- [Material shown]:
— START —

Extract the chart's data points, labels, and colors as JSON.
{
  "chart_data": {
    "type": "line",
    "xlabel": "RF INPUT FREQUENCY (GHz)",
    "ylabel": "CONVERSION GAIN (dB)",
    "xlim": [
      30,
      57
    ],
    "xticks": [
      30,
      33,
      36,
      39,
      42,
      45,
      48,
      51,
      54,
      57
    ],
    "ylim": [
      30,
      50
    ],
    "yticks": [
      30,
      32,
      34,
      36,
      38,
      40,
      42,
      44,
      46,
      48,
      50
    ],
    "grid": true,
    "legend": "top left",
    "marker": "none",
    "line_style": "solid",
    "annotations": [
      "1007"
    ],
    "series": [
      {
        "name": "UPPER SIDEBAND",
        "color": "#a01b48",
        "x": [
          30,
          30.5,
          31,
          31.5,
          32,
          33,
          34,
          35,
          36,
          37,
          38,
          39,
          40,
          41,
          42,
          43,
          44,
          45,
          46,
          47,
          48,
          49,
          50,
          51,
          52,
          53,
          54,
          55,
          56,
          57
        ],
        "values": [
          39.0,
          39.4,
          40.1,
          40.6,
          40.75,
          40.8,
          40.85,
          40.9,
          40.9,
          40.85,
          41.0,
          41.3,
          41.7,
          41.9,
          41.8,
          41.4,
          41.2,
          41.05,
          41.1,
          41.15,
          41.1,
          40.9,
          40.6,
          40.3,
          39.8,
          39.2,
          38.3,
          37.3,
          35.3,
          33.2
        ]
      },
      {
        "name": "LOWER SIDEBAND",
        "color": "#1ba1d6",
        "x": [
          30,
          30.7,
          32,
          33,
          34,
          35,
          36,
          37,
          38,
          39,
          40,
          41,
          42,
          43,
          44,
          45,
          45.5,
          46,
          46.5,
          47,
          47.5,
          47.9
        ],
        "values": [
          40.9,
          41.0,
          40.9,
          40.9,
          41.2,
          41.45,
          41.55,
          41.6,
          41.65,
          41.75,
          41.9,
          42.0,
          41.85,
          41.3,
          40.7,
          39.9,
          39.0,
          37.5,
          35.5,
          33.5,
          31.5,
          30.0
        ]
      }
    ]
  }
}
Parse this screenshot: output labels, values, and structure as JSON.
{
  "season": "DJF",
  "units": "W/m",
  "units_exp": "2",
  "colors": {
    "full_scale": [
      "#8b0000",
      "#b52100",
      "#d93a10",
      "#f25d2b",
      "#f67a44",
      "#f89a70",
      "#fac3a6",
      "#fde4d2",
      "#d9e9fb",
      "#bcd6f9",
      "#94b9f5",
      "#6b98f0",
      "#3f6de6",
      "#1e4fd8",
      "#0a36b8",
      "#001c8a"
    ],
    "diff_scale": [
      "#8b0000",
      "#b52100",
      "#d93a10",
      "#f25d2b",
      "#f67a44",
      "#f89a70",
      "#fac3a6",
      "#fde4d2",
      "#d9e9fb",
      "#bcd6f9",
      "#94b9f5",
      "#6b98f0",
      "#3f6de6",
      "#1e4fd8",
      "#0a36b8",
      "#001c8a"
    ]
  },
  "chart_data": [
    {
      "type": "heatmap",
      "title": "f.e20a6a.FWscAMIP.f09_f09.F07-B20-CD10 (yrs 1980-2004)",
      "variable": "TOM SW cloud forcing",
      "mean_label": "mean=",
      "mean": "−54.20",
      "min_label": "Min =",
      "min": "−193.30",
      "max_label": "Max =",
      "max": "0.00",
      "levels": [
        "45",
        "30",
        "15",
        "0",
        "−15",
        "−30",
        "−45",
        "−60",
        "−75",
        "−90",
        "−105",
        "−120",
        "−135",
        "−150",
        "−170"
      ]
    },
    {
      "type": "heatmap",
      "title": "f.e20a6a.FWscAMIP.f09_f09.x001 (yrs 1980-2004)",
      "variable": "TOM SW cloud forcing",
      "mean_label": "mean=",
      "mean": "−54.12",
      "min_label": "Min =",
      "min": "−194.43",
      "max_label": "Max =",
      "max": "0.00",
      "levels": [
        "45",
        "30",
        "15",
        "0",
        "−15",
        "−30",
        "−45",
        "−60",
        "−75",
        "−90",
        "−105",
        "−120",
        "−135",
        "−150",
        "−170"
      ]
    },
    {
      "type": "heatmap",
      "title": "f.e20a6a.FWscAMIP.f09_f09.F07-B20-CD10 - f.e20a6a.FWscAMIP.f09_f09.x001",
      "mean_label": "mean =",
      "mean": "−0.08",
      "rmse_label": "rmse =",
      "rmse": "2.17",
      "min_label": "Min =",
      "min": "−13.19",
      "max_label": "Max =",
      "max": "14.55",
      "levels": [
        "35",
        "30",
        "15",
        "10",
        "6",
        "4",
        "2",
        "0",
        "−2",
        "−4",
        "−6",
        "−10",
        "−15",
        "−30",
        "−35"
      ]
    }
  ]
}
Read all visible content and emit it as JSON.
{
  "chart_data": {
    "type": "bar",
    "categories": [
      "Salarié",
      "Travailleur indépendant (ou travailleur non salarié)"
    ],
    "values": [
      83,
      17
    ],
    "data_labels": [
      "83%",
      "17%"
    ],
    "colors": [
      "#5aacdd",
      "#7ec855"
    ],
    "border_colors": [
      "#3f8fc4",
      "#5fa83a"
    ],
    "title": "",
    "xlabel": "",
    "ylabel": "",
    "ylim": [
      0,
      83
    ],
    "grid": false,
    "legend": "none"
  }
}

— END —

- [What you are asked to do]:
Pull out all lines in the data above that include "SIDEBAND".

- [Reply]:
        "name": "UPPER SIDEBAND",
        "name": "LOWER SIDEBAND",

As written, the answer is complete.